Records for this exercise
------------------------------------
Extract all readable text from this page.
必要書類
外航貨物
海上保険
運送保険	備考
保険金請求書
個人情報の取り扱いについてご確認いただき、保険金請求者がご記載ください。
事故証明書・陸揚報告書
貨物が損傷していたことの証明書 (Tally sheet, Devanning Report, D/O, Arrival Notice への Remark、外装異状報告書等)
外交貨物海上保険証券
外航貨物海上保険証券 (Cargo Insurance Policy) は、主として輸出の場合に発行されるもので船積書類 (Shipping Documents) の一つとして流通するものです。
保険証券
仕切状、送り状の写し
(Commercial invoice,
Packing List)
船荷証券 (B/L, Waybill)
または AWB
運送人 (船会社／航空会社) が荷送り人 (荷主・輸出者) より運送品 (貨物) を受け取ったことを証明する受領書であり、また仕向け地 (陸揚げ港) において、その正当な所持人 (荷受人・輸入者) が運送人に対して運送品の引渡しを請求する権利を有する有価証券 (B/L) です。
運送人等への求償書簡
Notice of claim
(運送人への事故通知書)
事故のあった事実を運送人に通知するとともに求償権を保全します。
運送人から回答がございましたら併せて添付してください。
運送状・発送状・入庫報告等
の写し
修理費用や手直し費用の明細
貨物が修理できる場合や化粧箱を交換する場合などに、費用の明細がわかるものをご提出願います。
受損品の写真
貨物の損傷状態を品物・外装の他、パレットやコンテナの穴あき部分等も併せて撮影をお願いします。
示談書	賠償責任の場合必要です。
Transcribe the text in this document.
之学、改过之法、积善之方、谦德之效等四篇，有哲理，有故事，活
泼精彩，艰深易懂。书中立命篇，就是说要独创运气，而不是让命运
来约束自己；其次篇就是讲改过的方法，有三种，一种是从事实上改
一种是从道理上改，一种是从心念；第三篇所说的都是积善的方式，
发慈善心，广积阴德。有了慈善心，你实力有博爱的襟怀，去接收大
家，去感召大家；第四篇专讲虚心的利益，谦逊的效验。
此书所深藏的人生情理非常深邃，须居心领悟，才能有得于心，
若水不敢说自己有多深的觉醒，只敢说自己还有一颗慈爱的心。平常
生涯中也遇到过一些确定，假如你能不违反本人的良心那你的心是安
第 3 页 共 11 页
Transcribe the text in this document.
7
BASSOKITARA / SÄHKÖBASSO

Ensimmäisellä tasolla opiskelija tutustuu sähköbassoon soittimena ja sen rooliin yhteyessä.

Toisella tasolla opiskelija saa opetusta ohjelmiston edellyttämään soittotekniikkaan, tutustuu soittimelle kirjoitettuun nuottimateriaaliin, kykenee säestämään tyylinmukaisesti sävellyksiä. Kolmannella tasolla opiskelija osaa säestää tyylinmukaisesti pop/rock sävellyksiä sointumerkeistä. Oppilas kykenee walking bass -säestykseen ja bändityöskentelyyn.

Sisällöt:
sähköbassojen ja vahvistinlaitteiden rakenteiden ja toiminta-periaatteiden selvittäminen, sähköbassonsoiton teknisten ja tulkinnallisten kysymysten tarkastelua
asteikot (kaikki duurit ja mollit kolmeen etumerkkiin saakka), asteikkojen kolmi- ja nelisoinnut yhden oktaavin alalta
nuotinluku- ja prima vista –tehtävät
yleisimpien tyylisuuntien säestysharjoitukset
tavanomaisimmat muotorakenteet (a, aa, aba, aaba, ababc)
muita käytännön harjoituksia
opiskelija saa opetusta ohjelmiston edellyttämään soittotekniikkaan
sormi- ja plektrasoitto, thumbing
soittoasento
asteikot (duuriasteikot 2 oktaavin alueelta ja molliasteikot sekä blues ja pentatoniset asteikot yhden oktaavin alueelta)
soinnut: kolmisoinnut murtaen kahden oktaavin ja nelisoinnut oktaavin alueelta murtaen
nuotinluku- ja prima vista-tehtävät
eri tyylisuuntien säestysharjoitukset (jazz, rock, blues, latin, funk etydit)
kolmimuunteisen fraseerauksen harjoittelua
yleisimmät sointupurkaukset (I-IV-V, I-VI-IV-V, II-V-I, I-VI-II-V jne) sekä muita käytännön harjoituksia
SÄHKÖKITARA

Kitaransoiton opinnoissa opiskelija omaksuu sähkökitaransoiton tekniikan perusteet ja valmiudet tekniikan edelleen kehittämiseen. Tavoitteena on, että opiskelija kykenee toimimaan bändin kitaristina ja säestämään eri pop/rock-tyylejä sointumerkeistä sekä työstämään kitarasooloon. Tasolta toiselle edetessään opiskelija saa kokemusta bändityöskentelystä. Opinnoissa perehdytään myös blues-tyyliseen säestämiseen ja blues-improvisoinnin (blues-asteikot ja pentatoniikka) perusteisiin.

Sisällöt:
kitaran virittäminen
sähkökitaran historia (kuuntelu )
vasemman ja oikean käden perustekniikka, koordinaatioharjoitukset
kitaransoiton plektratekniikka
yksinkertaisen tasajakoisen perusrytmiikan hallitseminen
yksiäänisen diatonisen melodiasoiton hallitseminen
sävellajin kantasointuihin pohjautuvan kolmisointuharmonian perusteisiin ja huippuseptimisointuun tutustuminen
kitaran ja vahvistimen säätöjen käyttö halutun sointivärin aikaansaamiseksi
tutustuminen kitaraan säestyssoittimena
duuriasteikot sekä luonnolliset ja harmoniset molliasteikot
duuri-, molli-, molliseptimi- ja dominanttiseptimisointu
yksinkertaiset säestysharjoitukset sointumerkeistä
------------------------------------
The records above are to be repeated exactly, in their entirety.

Completed exercise
Extract all readable text from this page.
必要書類
外航貨物
海上保険
運送保険	備考
保険金請求書
個人情報の取り扱いについてご確認いただき、保険金請求者がご記載ください。
事故証明書・陸揚報告書
貨物が損傷していたことの証明書 (Tally sheet, Devanning Report, D/O, Arrival Notice への Remark、外装異状報告書等)
外交貨物海上保険証券
外航貨物海上保険証券 (Cargo Insurance Policy) は、主として輸出の場合に発行されるもので船積書類 (Shipping Documents) の一つとして流通するものです。
保険証券
仕切状、送り状の写し
(Commercial invoice,
Packing List)
船荷証券 (B/L, Waybill)
または AWB
運送人 (船会社／航空会社) が荷送り人 (荷主・輸出者) より運送品 (貨物) を受け取ったことを証明する受領書であり、また仕向け地 (陸揚げ港) において、その正当な所持人 (荷受人・輸入者) が運送人に対して運送品の引渡しを請求する権利を有する有価証券 (B/L) です。
運送人等への求償書簡
Notice of claim
(運送人への事故通知書)
事故のあった事実を運送人に通知するとともに求償権を保全します。
運送人から回答がございましたら併せて添付してください。
運送状・発送状・入庫報告等
の写し
修理費用や手直し費用の明細
貨物が修理できる場合や化粧箱を交換する場合などに、費用の明細がわかるものをご提出願います。
受損品の写真
貨物の損傷状態を品物・外装の他、パレットやコンテナの穴あき部分等も併せて撮影をお願いします。
示談書	賠償責任の場合必要です。
Transcribe the text in this document.
之学、改过之法、积善之方、谦德之效等四篇，有哲理，有故事，活
泼精彩，艰深易懂。书中立命篇，就是说要独创运气，而不是让命运
来约束自己；其次篇就是讲改过的方法，有三种，一种是从事实上改
一种是从道理上改，一种是从心念；第三篇所说的都是积善的方式，
发慈善心，广积阴德。有了慈善心，你实力有博爱的襟怀，去接收大
家，去感召大家；第四篇专讲虚心的利益，谦逊的效验。
此书所深藏的人生情理非常深邃，须居心领悟，才能有得于心，
若水不敢说自己有多深的觉醒，只敢说自己还有一颗慈爱的心。平常
生涯中也遇到过一些确定，假如你能不违反本人的良心那你的心是安
第 3 页 共 11 页
Transcribe the text in this document.
7
BASSOKITARA / SÄHKÖBASSO

Ensimmäisellä tasolla opiskelija tutustuu sähköbassoon soittimena ja sen rooliin yhteyessä.

Toisella tasolla opiskelija saa opetusta ohjelmiston edellyttämään soittotekniikkaan, tutustuu soittimelle kirjoitettuun nuottimateriaaliin, kykenee säestämään tyylinmukaisesti sävellyksiä. Kolmannella tasolla opiskelija osaa säestää tyylinmukaisesti pop/rock sävellyksiä sointumerkeistä. Oppilas kykenee walking bass -säestykseen ja bändityöskentelyyn.

Sisällöt:
sähköbassojen ja vahvistinlaitteiden rakenteiden ja toiminta-periaatteiden selvittäminen, sähköbassonsoiton teknisten ja tulkinnallisten kysymysten tarkastelua
asteikot (kaikki duurit ja mollit kolmeen etumerkkiin saakka), asteikkojen kolmi- ja nelisoinnut yhden oktaavin alalta
nuotinluku- ja prima vista –tehtävät
yleisimpien tyylisuuntien säestysharjoitukset
tavanomaisimmat muotorakenteet (a, aa, aba, aaba, ababc)
muita käytännön harjoituksia
opiskelija saa opetusta ohjelmiston edellyttämään soittotekniikkaan
sormi- ja plektrasoitto, thumbing
soittoasento
asteikot (duuriasteikot 2 oktaavin alueelta ja molliasteikot sekä blues ja pentatoniset asteikot yhden oktaavin alueelta)
soinnut: kolmisoinnut murtaen kahden oktaavin ja nelisoinnut oktaavin alueelta murtaen
nuotinluku- ja prima vista-tehtävät
eri tyylisuuntien säestysharjoitukset (jazz, rock, blues, latin, funk etydit)
kolmimuunteisen fraseerauksen harjoittelua
yleisimmät sointupurkaukset (I-IV-V, I-VI-IV-V, II-V-I, I-VI-II-V jne) sekä muita käytännön harjoituksia
SÄHKÖKITARA

Kitaransoiton opinnoissa opiskelija omaksuu sähkökitaransoiton tekniikan perusteet ja valmiudet tekniikan edelleen kehittämiseen. Tavoitteena on, että opiskelija kykenee toimimaan bändin kitaristina ja säestämään eri pop/rock-tyylejä sointumerkeistä sekä työstämään kitarasooloon. Tasolta toiselle edetessään opiskelija saa kokemusta bändityöskentelystä. Opinnoissa perehdytään myös blues-tyyliseen säestämiseen ja blues-improvisoinnin (blues-asteikot ja pentatoniikka) perusteisiin.

Sisällöt:
kitaran virittäminen
sähkökitaran historia (kuuntelu )
vasemman ja oikean käden perustekniikka, koordinaatioharjoitukset
kitaransoiton plektratekniikka
yksinkertaisen tasajakoisen perusrytmiikan hallitseminen
yksiäänisen diatonisen melodiasoiton hallitseminen
sävellajin kantasointuihin pohjautuvan kolmisointuharmonian perusteisiin ja huippuseptimisointuun tutustuminen
kitaran ja vahvistimen säätöjen käyttö halutun sointivärin aikaansaamiseksi
tutustuminen kitaraan säestyssoittimena
duuriasteikot sekä luonnolliset ja harmoniset molliasteikot
duuri-, molli-, molliseptimi- ja dominanttiseptimisointu
yksinkertaiset säestysharjoitukset sointumerkeistä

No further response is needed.